**Task to complete:**
Here are records with pictures in them. Copy all of them exactly and leave the pictures out.
§ §
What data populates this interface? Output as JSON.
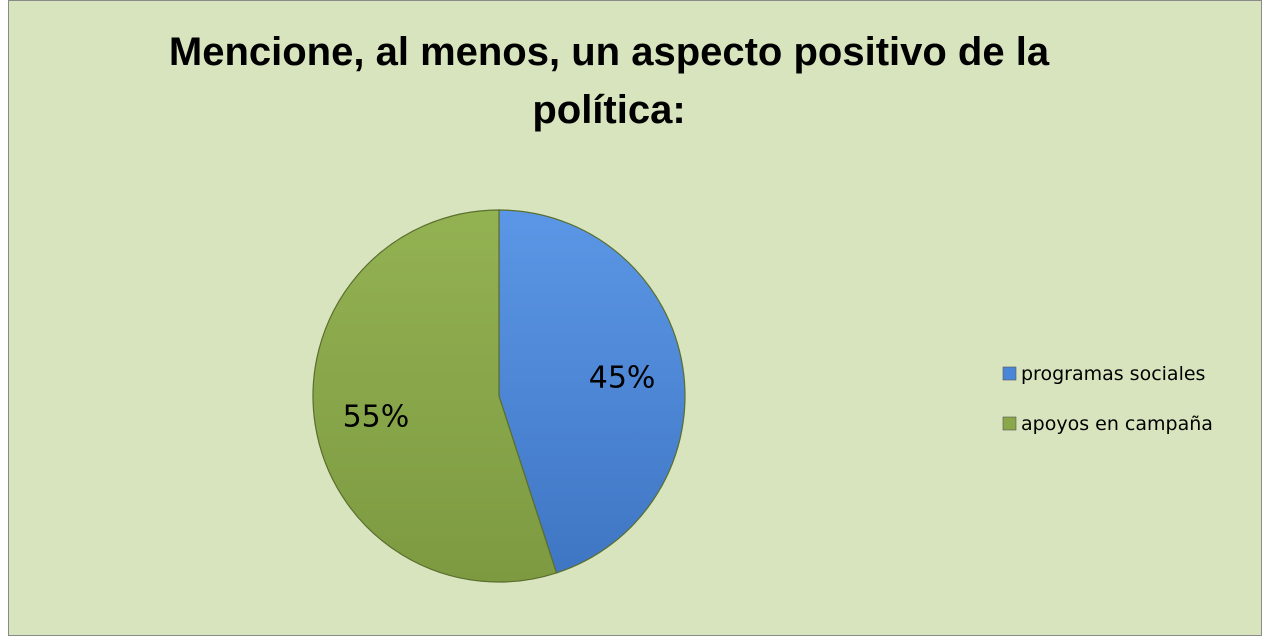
{
  "chart_data": {
    "type": "pie",
    "title": "Mencione, al menos, un aspecto positivo de la política:",
    "categories": [
      "programas sociales",
      "apoyos en campaña"
    ],
    "values": [
      45,
      55
    ],
    "data_labels": [
      "45%",
      "55%"
    ],
    "colors": [
      "#4a86d8",
      "#8aa84a"
    ],
    "legend_position": "right",
    "start_angle_deg": 0,
    "direction": "clockwise"
  },
  "background_color": "#d7e4bd"
}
§ §
**The answer:**
What data populates this interface? Output as JSON.
{
  "chart_data": {
    "type": "pie",
    "title": "Mencione, al menos, un aspecto positivo de la política:",
    "categories": [
      "programas sociales",
      "apoyos en campaña"
    ],
    "values": [
      45,
      55
    ],
    "data_labels": [
      "45%",
      "55%"
    ],
    "colors": [
      "#4a86d8",
      "#8aa84a"
    ],
    "legend_position": "right",
    "start_angle_deg": 0,
    "direction": "clockwise"
  },
  "background_color": "#d7e4bd"
}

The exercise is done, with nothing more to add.